--- Start of Material to process ---

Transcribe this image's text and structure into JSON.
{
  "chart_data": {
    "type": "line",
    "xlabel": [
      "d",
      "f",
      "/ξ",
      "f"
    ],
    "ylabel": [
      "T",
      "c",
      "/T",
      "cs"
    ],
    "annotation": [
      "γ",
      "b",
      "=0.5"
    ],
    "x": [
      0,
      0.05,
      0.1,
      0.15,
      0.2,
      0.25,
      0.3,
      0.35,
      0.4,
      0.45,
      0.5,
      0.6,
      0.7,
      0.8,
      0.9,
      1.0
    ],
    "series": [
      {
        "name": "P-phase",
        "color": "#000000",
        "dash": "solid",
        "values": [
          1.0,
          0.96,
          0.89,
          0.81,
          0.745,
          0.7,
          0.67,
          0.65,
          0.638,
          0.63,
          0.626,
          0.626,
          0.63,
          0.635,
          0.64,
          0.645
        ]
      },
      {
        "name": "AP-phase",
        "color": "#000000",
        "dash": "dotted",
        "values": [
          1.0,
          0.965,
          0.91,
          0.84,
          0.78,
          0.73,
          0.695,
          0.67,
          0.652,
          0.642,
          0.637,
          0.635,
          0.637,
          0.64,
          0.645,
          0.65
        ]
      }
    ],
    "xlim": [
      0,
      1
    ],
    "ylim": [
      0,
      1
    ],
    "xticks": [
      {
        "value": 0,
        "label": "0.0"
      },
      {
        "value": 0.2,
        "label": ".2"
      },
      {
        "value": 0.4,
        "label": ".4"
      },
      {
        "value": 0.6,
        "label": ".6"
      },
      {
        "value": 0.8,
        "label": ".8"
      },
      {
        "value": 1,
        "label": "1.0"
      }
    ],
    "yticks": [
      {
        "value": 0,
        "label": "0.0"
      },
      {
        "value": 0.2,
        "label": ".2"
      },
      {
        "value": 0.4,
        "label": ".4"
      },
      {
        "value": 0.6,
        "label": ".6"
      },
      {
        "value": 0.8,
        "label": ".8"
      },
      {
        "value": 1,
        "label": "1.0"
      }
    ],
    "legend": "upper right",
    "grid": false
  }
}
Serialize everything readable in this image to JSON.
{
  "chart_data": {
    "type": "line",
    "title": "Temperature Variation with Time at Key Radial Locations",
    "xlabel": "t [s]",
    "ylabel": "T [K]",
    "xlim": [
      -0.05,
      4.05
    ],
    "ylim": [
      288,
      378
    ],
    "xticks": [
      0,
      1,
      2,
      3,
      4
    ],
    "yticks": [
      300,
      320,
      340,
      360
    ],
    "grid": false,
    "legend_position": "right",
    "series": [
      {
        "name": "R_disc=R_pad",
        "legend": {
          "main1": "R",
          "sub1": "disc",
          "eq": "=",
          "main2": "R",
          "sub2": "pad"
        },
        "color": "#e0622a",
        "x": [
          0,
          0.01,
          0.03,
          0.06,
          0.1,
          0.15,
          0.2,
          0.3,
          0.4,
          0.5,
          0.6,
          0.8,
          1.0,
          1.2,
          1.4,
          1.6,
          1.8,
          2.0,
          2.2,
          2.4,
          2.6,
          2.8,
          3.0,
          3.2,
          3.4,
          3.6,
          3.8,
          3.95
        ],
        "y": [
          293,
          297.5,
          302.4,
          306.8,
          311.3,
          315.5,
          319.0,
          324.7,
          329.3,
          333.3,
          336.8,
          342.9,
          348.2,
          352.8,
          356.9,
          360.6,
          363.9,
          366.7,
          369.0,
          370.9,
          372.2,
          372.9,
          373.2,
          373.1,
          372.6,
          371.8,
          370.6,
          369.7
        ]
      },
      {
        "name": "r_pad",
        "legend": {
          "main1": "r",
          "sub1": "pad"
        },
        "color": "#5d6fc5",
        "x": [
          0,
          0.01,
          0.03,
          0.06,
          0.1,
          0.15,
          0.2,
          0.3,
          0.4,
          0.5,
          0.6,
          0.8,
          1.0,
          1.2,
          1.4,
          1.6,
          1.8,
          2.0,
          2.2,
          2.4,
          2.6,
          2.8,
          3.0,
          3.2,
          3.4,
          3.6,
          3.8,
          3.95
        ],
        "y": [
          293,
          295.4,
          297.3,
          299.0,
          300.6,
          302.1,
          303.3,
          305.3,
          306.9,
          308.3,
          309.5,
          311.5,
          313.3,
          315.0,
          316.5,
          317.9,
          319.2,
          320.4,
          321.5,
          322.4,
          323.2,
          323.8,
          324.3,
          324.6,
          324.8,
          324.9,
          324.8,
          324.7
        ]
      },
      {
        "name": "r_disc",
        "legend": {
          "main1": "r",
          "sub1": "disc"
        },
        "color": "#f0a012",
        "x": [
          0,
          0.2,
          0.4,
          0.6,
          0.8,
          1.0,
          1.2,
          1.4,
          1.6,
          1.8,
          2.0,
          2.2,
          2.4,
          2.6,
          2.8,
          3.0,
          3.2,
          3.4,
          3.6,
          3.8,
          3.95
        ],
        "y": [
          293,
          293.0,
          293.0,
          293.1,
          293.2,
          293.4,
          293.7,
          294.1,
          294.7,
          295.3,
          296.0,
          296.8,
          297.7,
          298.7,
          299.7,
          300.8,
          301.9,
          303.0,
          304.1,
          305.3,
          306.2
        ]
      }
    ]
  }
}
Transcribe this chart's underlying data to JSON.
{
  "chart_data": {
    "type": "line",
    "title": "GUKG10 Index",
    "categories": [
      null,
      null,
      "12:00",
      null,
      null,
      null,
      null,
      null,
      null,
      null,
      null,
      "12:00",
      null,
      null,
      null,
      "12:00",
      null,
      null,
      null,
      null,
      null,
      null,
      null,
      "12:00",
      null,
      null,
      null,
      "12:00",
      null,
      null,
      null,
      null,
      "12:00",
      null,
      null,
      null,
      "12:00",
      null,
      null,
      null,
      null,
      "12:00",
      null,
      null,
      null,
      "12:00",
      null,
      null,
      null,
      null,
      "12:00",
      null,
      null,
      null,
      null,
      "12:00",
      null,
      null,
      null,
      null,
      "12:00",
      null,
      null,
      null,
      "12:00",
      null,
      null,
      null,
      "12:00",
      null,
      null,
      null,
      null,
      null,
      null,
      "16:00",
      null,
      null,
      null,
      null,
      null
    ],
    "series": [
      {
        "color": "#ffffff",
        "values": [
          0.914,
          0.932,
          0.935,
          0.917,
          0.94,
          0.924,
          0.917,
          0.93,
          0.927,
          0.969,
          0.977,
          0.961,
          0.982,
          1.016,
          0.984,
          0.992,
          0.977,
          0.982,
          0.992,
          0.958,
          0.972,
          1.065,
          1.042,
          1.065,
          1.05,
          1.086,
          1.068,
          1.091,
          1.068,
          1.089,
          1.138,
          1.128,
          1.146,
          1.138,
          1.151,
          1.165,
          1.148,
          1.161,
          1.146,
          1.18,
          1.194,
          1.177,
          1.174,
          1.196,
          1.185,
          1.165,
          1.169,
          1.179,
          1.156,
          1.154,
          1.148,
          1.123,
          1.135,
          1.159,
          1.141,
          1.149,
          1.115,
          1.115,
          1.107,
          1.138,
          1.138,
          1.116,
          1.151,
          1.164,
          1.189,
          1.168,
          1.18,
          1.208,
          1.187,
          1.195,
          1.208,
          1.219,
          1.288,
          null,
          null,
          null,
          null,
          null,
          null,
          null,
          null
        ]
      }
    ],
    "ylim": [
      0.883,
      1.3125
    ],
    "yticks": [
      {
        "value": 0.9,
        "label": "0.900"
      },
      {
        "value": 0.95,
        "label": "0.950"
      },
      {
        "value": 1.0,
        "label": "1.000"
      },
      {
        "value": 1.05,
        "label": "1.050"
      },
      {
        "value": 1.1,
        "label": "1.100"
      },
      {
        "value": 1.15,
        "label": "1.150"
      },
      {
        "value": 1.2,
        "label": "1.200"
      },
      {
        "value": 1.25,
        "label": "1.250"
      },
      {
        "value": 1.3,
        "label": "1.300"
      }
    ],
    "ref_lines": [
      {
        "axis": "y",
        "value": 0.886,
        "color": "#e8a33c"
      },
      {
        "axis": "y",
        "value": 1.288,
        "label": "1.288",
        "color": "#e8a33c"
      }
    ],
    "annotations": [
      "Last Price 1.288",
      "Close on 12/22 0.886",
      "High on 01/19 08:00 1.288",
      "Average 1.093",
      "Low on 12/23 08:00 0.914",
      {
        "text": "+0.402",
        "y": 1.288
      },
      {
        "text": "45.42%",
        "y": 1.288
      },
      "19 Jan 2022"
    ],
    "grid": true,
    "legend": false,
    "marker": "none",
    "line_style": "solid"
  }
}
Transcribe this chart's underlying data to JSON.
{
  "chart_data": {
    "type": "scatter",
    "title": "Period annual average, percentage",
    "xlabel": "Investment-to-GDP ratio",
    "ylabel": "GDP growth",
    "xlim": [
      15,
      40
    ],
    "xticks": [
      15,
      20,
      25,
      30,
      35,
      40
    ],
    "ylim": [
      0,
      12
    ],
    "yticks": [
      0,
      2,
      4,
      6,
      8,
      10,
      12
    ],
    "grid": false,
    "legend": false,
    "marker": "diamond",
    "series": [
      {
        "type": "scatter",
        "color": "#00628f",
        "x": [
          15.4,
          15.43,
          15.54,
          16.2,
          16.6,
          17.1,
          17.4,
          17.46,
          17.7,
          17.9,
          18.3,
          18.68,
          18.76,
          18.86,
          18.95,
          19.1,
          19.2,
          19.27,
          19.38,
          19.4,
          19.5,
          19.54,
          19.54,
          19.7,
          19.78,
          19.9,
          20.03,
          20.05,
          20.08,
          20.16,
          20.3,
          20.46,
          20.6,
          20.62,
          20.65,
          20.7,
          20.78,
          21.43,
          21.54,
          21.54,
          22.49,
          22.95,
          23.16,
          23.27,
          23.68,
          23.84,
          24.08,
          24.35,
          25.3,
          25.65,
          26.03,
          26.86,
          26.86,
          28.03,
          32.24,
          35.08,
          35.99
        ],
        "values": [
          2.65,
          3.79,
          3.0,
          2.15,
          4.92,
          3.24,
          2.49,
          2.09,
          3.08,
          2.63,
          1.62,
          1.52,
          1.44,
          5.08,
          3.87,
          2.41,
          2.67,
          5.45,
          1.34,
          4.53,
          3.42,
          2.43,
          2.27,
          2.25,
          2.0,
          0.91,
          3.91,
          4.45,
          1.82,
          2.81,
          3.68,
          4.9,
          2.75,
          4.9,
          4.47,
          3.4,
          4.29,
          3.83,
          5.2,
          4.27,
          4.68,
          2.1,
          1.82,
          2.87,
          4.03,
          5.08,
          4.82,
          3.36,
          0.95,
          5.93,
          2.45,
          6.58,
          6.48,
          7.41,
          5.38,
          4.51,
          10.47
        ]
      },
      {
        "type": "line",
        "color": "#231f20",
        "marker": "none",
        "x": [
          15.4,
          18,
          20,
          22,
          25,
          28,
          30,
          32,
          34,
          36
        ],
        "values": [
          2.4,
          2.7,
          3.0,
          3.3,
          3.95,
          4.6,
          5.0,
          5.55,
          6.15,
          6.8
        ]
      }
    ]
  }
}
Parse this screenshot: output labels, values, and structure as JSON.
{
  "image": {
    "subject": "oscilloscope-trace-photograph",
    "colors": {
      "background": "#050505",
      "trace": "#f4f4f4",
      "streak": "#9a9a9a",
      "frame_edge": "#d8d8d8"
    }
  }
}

--- End of Material to process ---

■ What the task requires ■
With the line containing "Parse this screenshot: output" as the first and the last line of the records as the final one, print exactly the lines in that span.

■ Final result ■
Parse this screenshot: output labels, values, and structure as JSON.
{
  "image": {
    "subject": "oscilloscope-trace-photograph",
    "colors": {
      "background": "#050505",
      "trace": "#f4f4f4",
      "streak": "#9a9a9a",
      "frame_edge": "#d8d8d8"
    }
  }
}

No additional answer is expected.